▶ _Directions for this task_
Search the records below for the word "Дата". Pull out each line that has it.

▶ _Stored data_

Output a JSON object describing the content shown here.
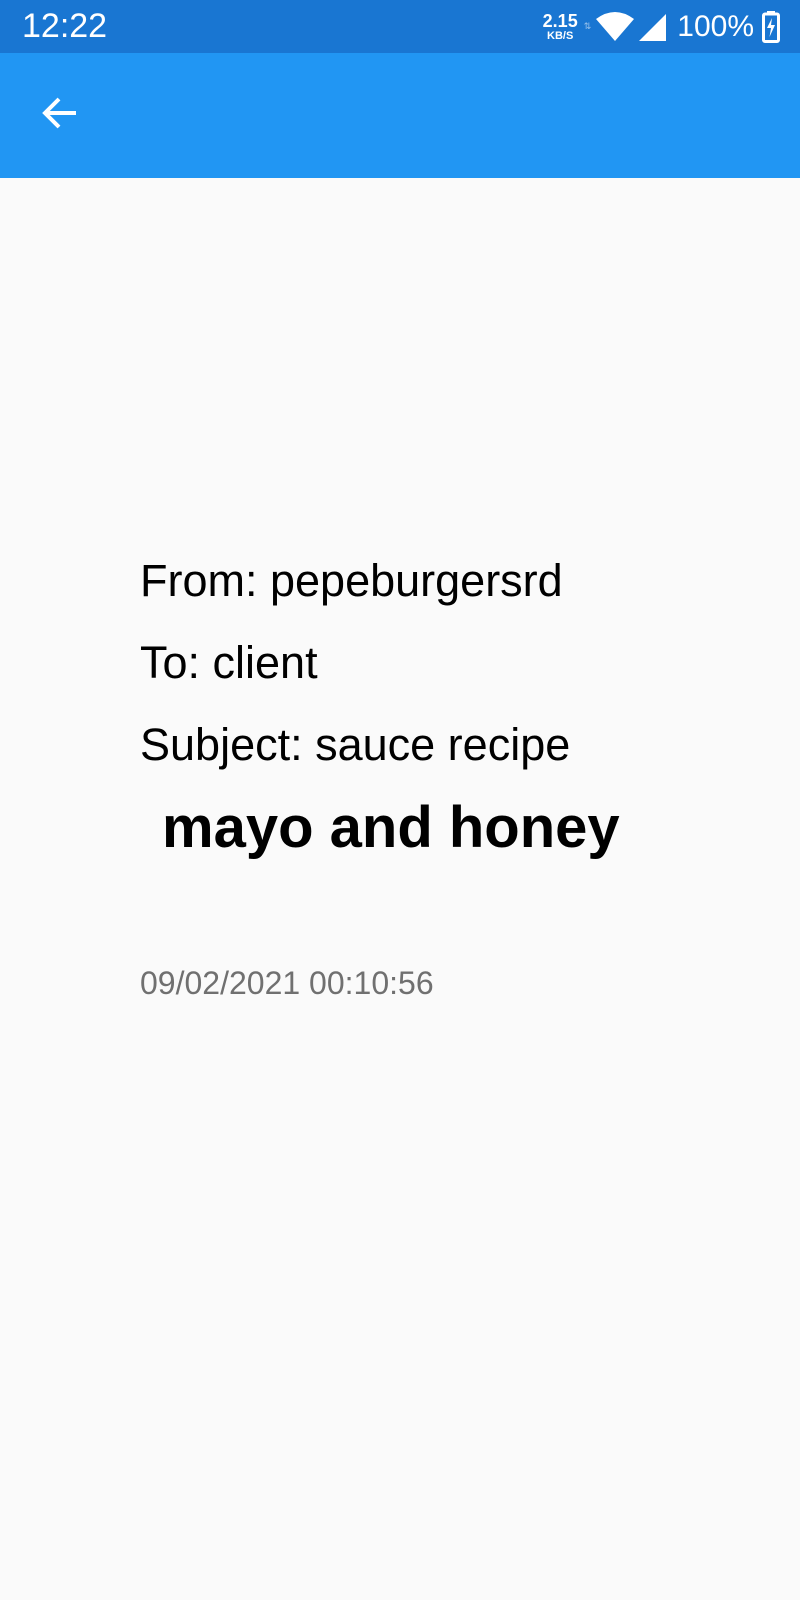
{
  "status_bar": {
    "time": "12:22",
    "net_speed_value": "2.15",
    "net_speed_unit": "KB/S",
    "battery_percent": "100%",
    "icons": [
      "data-transfer-icon",
      "wifi-icon",
      "cell-signal-icon",
      "battery-charging-icon"
    ],
    "color": "#1976d2"
  },
  "app_bar": {
    "color": "#2196f3",
    "back_icon": "arrow-back-icon"
  },
  "mail": {
    "from": "From: pepeburgersrd",
    "to": "To: client",
    "subject": "Subject: sauce recipe",
    "body": "mayo and honey",
    "date": "09/02/2021 00:10:56"
  }
}
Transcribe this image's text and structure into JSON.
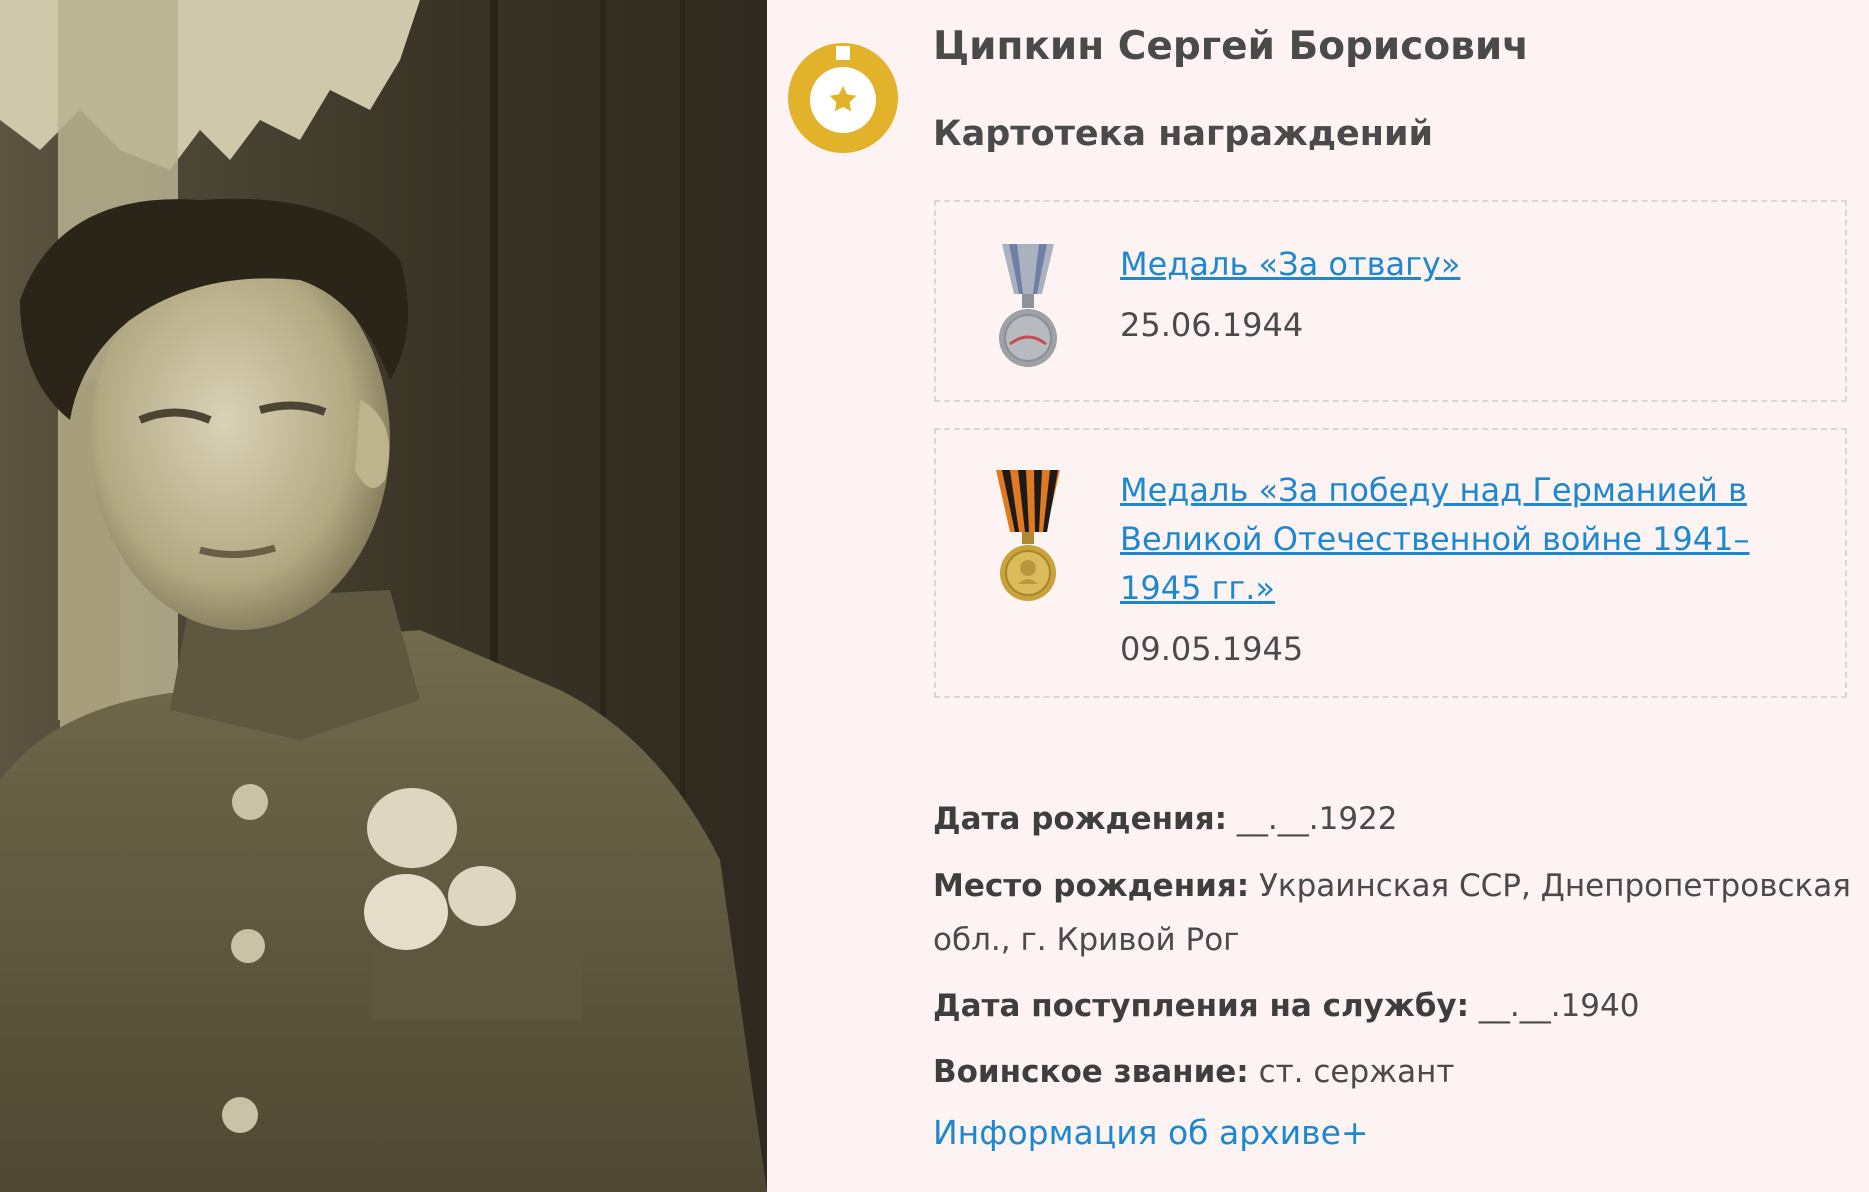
{
  "person": {
    "name": "Ципкин Сергей Борисович",
    "section_title": "Картотека награждений"
  },
  "awards": [
    {
      "title": "Медаль «За отвагу»",
      "date": "25.06.1944",
      "medal_icon": "medal-for-courage-icon"
    },
    {
      "title": "Медаль «За победу над Германией в Великой Отечественной войне 1941–1945 гг.»",
      "date": "09.05.1945",
      "medal_icon": "medal-victory-over-germany-icon"
    }
  ],
  "info": {
    "birth_date_label": "Дата рождения:",
    "birth_date_value": "__.__.1922",
    "birth_place_label": "Место рождения:",
    "birth_place_value": "Украинская ССР, Днепропетровская обл., г. Кривой Рог",
    "service_date_label": "Дата поступления на службу:",
    "service_date_value": "__.__.1940",
    "rank_label": "Воинское звание:",
    "rank_value": "ст. сержант"
  },
  "archive_link": "Информация об архиве+",
  "colors": {
    "link": "#1d88d0",
    "badge_gold": "#e2b22a",
    "background": "#fdf3f2",
    "text": "#4a4a4a"
  }
}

▶ _Result below_
    "birth_date_label": "Дата рождения:",
    "service_date_label": "Дата поступления на службу:",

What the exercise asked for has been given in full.